**Supplied material**:
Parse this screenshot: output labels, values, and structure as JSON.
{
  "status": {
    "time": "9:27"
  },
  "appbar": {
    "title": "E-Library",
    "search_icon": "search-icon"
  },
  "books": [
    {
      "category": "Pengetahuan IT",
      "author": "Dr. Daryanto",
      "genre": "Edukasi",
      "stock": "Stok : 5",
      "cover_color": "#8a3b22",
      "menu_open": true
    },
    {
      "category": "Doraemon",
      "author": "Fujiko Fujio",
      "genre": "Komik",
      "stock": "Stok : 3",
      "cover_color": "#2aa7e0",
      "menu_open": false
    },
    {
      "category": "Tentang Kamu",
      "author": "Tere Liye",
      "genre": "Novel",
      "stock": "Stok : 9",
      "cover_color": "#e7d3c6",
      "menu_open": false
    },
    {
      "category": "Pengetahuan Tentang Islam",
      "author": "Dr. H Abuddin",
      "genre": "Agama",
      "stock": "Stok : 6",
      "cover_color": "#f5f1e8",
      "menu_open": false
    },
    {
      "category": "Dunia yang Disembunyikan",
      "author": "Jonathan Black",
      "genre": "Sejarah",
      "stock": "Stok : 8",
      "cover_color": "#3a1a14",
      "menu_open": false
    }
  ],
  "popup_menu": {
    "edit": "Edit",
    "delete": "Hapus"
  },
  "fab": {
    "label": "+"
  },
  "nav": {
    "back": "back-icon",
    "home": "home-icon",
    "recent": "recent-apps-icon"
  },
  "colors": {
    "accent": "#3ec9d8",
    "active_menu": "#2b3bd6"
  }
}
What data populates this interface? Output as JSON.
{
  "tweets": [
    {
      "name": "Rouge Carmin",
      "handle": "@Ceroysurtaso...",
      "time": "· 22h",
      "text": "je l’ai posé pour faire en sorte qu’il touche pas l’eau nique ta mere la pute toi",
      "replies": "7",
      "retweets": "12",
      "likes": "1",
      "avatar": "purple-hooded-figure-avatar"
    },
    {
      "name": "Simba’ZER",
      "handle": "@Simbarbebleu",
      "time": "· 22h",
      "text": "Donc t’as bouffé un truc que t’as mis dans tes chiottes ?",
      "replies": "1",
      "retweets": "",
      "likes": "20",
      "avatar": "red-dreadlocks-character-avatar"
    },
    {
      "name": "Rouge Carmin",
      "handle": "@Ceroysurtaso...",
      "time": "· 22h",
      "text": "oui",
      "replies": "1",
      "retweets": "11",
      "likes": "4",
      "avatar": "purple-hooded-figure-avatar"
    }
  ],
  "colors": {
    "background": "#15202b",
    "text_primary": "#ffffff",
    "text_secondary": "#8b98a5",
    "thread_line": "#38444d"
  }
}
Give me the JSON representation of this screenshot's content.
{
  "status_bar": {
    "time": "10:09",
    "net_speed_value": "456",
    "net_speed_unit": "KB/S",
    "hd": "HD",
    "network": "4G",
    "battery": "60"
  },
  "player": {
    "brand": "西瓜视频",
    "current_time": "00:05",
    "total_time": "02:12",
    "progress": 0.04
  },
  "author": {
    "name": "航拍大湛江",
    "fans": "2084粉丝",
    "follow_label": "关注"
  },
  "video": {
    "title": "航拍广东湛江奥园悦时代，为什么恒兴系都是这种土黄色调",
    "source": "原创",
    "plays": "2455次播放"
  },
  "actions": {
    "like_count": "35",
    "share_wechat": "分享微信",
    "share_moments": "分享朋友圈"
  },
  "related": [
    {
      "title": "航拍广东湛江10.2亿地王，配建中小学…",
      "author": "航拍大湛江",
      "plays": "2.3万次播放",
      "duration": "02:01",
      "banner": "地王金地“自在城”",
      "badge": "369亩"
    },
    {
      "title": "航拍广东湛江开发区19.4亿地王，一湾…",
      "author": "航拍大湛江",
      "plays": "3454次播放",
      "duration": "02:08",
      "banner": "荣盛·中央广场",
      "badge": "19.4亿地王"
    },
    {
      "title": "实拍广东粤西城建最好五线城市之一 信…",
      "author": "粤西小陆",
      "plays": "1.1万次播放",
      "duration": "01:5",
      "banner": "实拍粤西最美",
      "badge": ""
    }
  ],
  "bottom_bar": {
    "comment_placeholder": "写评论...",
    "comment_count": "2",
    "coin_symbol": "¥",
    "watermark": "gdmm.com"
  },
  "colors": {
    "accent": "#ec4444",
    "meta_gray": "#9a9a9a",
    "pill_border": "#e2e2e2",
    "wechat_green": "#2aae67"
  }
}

**Challenge**:
Take the material above and return all of it exactly.

**Correct response**:
Parse this screenshot: output labels, values, and structure as JSON.
{
  "status": {
    "time": "9:27"
  },
  "appbar": {
    "title": "E-Library",
    "search_icon": "search-icon"
  },
  "books": [
    {
      "category": "Pengetahuan IT",
      "author": "Dr. Daryanto",
      "genre": "Edukasi",
      "stock": "Stok : 5",
      "cover_color": "#8a3b22",
      "menu_open": true
    },
    {
      "category": "Doraemon",
      "author": "Fujiko Fujio",
      "genre": "Komik",
      "stock": "Stok : 3",
      "cover_color": "#2aa7e0",
      "menu_open": false
    },
    {
      "category": "Tentang Kamu",
      "author": "Tere Liye",
      "genre": "Novel",
      "stock": "Stok : 9",
      "cover_color": "#e7d3c6",
      "menu_open": false
    },
    {
      "category": "Pengetahuan Tentang Islam",
      "author": "Dr. H Abuddin",
      "genre": "Agama",
      "stock": "Stok : 6",
      "cover_color": "#f5f1e8",
      "menu_open": false
    },
    {
      "category": "Dunia yang Disembunyikan",
      "author": "Jonathan Black",
      "genre": "Sejarah",
      "stock": "Stok : 8",
      "cover_color": "#3a1a14",
      "menu_open": false
    }
  ],
  "popup_menu": {
    "edit": "Edit",
    "delete": "Hapus"
  },
  "fab": {
    "label": "+"
  },
  "nav": {
    "back": "back-icon",
    "home": "home-icon",
    "recent": "recent-apps-icon"
  },
  "colors": {
    "accent": "#3ec9d8",
    "active_menu": "#2b3bd6"
  }
}
What data populates this interface? Output as JSON.
{
  "tweets": [
    {
      "name": "Rouge Carmin",
      "handle": "@Ceroysurtaso...",
      "time": "· 22h",
      "text": "je l’ai posé pour faire en sorte qu’il touche pas l’eau nique ta mere la pute toi",
      "replies": "7",
      "retweets": "12",
      "likes": "1",
      "avatar": "purple-hooded-figure-avatar"
    },
    {
      "name": "Simba’ZER",
      "handle": "@Simbarbebleu",
      "time": "· 22h",
      "text": "Donc t’as bouffé un truc que t’as mis dans tes chiottes ?",
      "replies": "1",
      "retweets": "",
      "likes": "20",
      "avatar": "red-dreadlocks-character-avatar"
    },
    {
      "name": "Rouge Carmin",
      "handle": "@Ceroysurtaso...",
      "time": "· 22h",
      "text": "oui",
      "replies": "1",
      "retweets": "11",
      "likes": "4",
      "avatar": "purple-hooded-figure-avatar"
    }
  ],
  "colors": {
    "background": "#15202b",
    "text_primary": "#ffffff",
    "text_secondary": "#8b98a5",
    "thread_line": "#38444d"
  }
}
Give me the JSON representation of this screenshot's content.
{
  "status_bar": {
    "time": "10:09",
    "net_speed_value": "456",
    "net_speed_unit": "KB/S",
    "hd": "HD",
    "network": "4G",
    "battery": "60"
  },
  "player": {
    "brand": "西瓜视频",
    "current_time": "00:05",
    "total_time": "02:12",
    "progress": 0.04
  },
  "author": {
    "name": "航拍大湛江",
    "fans": "2084粉丝",
    "follow_label": "关注"
  },
  "video": {
    "title": "航拍广东湛江奥园悦时代，为什么恒兴系都是这种土黄色调",
    "source": "原创",
    "plays": "2455次播放"
  },
  "actions": {
    "like_count": "35",
    "share_wechat": "分享微信",
    "share_moments": "分享朋友圈"
  },
  "related": [
    {
      "title": "航拍广东湛江10.2亿地王，配建中小学…",
      "author": "航拍大湛江",
      "plays": "2.3万次播放",
      "duration": "02:01",
      "banner": "地王金地“自在城”",
      "badge": "369亩"
    },
    {
      "title": "航拍广东湛江开发区19.4亿地王，一湾…",
      "author": "航拍大湛江",
      "plays": "3454次播放",
      "duration": "02:08",
      "banner": "荣盛·中央广场",
      "badge": "19.4亿地王"
    },
    {
      "title": "实拍广东粤西城建最好五线城市之一 信…",
      "author": "粤西小陆",
      "plays": "1.1万次播放",
      "duration": "01:5",
      "banner": "实拍粤西最美",
      "badge": ""
    }
  ],
  "bottom_bar": {
    "comment_placeholder": "写评论...",
    "comment_count": "2",
    "coin_symbol": "¥",
    "watermark": "gdmm.com"
  },
  "colors": {
    "accent": "#ec4444",
    "meta_gray": "#9a9a9a",
    "pill_border": "#e2e2e2",
    "wechat_green": "#2aae67"
  }
}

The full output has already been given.